» PROVIDED INFORMATION
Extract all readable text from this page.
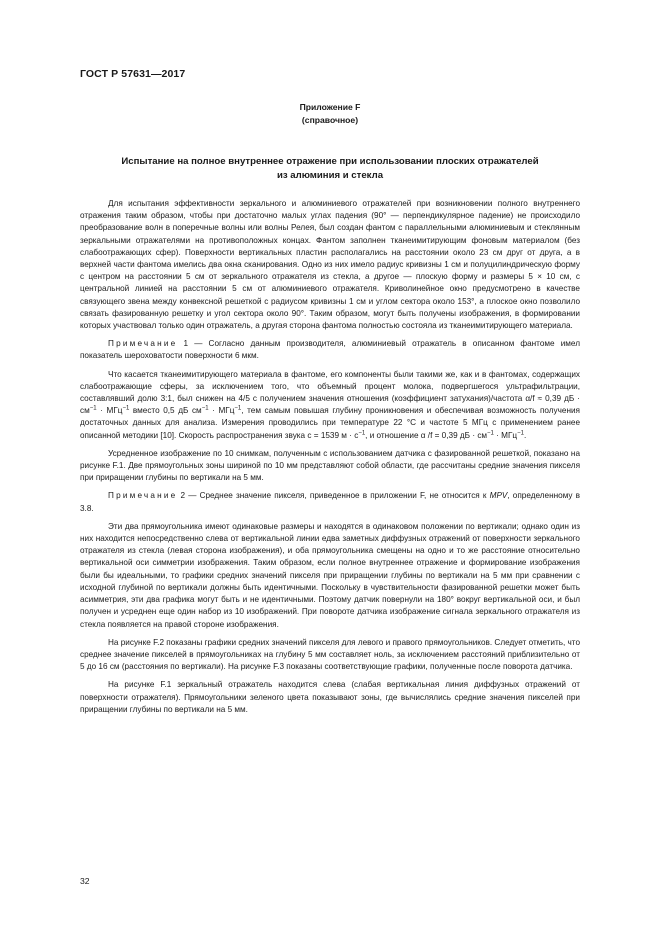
ГОСТ Р 57631—2017
Приложение F
(справочное)
Испытание на полное внутреннее отражение при использовании плоских отражателей
из алюминия и стекла

Для испытания эффективности зеркального и алюминиевого отражателей при возникновении полного внутреннего отражения таким образом, чтобы при достаточно малых углах падения (90° — перпендикулярное падение) не происходило преобразование волн в поперечные волны или волны Релея, был создан фантом с параллельными алюминиевым и стеклянным зеркальными отражателями на противоположных концах. Фантом заполнен тканеимитирующим фоновым материалом (без слабоотражающих сфер). Поверхности вертикальных пластин располагались на расстоянии около 23 см друг от друга, а в верхней части фантома имелись два окна сканирования. Одно из них имело радиус кривизны 1 см и полуцилиндрическую форму с центром на расстоянии 5 см от зеркального отражателя из стекла, а другое — плоскую форму и размеры 5 × 10 см, с центральной линией на расстоянии 5 см от алюминиевого отражателя. Криволинейное окно предусмотрено в качестве связующего звена между конвексной решеткой с радиусом кривизны 1 см и углом сектора около 153°, а плоское окно позволило связать фазированную решетку и угол сектора около 90°. Таким образом, могут быть получены изображения, в формировании которых участвовал только один отражатель, а другая сторона фантома полностью состояла из тканеимитирующего материала.

Примечание 1 — Согласно данным производителя, алюминиевый отражатель в описанном фантоме имел показатель шероховатости поверхности 6 мкм.

Что касается тканеимитирующего материала в фантоме, его компоненты были такими же, как и в фантомах, содержащих слабоотражающие сферы, за исключением того, что объемный процент молока, подвергшегося ультрафильтрации, составлявший долю 3:1, был снижен на 4/5 с получением значения отношения (коэффициент затухания)/частота α/f ≈ 0,39 дБ · $см^{-1} \cdot МГц^{-1}$ вместо 0,5 дБ $см^{-1} \cdot МГц^{-1}$, тем самым повышая глубину проникновения и обеспечивая возможность получения достаточных данных для анализа. Измерения проводились при температуре 22 °С и частоте 5 МГц с применением ранее описанной методики [10]. Скорость распространения звука c = 1539 $м \cdot с^{-1}$, и отношение α /f = 0,39 дБ · $см^{-1} \cdot МГц^{-1}$.

Усредненное изображение по 10 снимкам, полученным с использованием датчика с фазированной решеткой, показано на рисунке F.1. Две прямоугольных зоны шириной по 10 мм представляют собой области, где рассчитаны средние значения пикселя при приращении глубины по вертикали на 5 мм.

Примечание 2 — Среднее значение пикселя, приведенное в приложении F, не относится к MPV, определенному в 3.8.

Эти два прямоугольника имеют одинаковые размеры и находятся в одинаковом положении по вертикали; однако один из них находится непосредственно слева от вертикальной линии едва заметных диффузных отражений от поверхности зеркального отражателя из стекла (левая сторона изображения), и оба прямоугольника смещены на одно и то же расстояние относительно вертикальной оси симметрии изображения. Таким образом, если полное внутреннее отражение и формирование изображения были бы идеальными, то графики средних значений пикселя при приращении глубины по вертикали на 5 мм при сравнении с исходной глубиной по вертикали должны быть идентичными. Поскольку в чувствительности фазированной решетки может быть асимметрия, эти два графика могут быть и не идентичными. Поэтому датчик повернули на 180° вокруг вертикальной оси, и был получен и усреднен еще один набор из 10 изображений. При повороте датчика изображение сигнала зеркального отражателя из стекла появляется на правой стороне изображения.

На рисунке F.2 показаны графики средних значений пикселя для левого и правого прямоугольников. Следует отметить, что среднее значение пикселей в прямоугольниках на глубину 5 мм составляет ноль, за исключением расстояний приблизительно от 5 до 16 см (расстояния по вертикали). На рисунке F.3 показаны соответствующие графики, полученные после поворота датчика.

На рисунке F.1 зеркальный отражатель находится слева (слабая вертикальная линия диффузных отражений от поверхности отражателя). Прямоугольники зеленого цвета показывают зоны, где вычислялись средние значения пикселей при приращении глубины по вертикали на 5 мм.

32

» EXERCISE REQUIREMENTS
Leave out the pictures and output every record above precisely as given.

» RESULT FOR THIS TASK
Extract all readable text from this page.
ГОСТ Р 57631—2017
Приложение F
(справочное)
Испытание на полное внутреннее отражение при использовании плоских отражателей
из алюминия и стекла

Для испытания эффективности зеркального и алюминиевого отражателей при возникновении полного внутреннего отражения таким образом, чтобы при достаточно малых углах падения (90° — перпендикулярное падение) не происходило преобразование волн в поперечные волны или волны Релея, был создан фантом с параллельными алюминиевым и стеклянным зеркальными отражателями на противоположных концах. Фантом заполнен тканеимитирующим фоновым материалом (без слабоотражающих сфер). Поверхности вертикальных пластин располагались на расстоянии около 23 см друг от друга, а в верхней части фантома имелись два окна сканирования. Одно из них имело радиус кривизны 1 см и полуцилиндрическую форму с центром на расстоянии 5 см от зеркального отражателя из стекла, а другое — плоскую форму и размеры 5 × 10 см, с центральной линией на расстоянии 5 см от алюминиевого отражателя. Криволинейное окно предусмотрено в качестве связующего звена между конвексной решеткой с радиусом кривизны 1 см и углом сектора около 153°, а плоское окно позволило связать фазированную решетку и угол сектора около 90°. Таким образом, могут быть получены изображения, в формировании которых участвовал только один отражатель, а другая сторона фантома полностью состояла из тканеимитирующего материала.

Примечание 1 — Согласно данным производителя, алюминиевый отражатель в описанном фантоме имел показатель шероховатости поверхности 6 мкм.

Что касается тканеимитирующего материала в фантоме, его компоненты были такими же, как и в фантомах, содержащих слабоотражающие сферы, за исключением того, что объемный процент молока, подвергшегося ультрафильтрации, составлявший долю 3:1, был снижен на 4/5 с получением значения отношения (коэффициент затухания)/частота α/f ≈ 0,39 дБ · $см^{-1} \cdot МГц^{-1}$ вместо 0,5 дБ $см^{-1} \cdot МГц^{-1}$, тем самым повышая глубину проникновения и обеспечивая возможность получения достаточных данных для анализа. Измерения проводились при температуре 22 °С и частоте 5 МГц с применением ранее описанной методики [10]. Скорость распространения звука c = 1539 $м \cdot с^{-1}$, и отношение α /f = 0,39 дБ · $см^{-1} \cdot МГц^{-1}$.

Усредненное изображение по 10 снимкам, полученным с использованием датчика с фазированной решеткой, показано на рисунке F.1. Две прямоугольных зоны шириной по 10 мм представляют собой области, где рассчитаны средние значения пикселя при приращении глубины по вертикали на 5 мм.

Примечание 2 — Среднее значение пикселя, приведенное в приложении F, не относится к MPV, определенному в 3.8.

Эти два прямоугольника имеют одинаковые размеры и находятся в одинаковом положении по вертикали; однако один из них находится непосредственно слева от вертикальной линии едва заметных диффузных отражений от поверхности зеркального отражателя из стекла (левая сторона изображения), и оба прямоугольника смещены на одно и то же расстояние относительно вертикальной оси симметрии изображения. Таким образом, если полное внутреннее отражение и формирование изображения были бы идеальными, то графики средних значений пикселя при приращении глубины по вертикали на 5 мм при сравнении с исходной глубиной по вертикали должны быть идентичными. Поскольку в чувствительности фазированной решетки может быть асимметрия, эти два графика могут быть и не идентичными. Поэтому датчик повернули на 180° вокруг вертикальной оси, и был получен и усреднен еще один набор из 10 изображений. При повороте датчика изображение сигнала зеркального отражателя из стекла появляется на правой стороне изображения.

На рисунке F.2 показаны графики средних значений пикселя для левого и правого прямоугольников. Следует отметить, что среднее значение пикселей в прямоугольниках на глубину 5 мм составляет ноль, за исключением расстояний приблизительно от 5 до 16 см (расстояния по вертикали). На рисунке F.3 показаны соответствующие графики, полученные после поворота датчика.

На рисунке F.1 зеркальный отражатель находится слева (слабая вертикальная линия диффузных отражений от поверхности отражателя). Прямоугольники зеленого цвета показывают зоны, где вычислялись средние значения пикселей при приращении глубины по вертикали на 5 мм.

32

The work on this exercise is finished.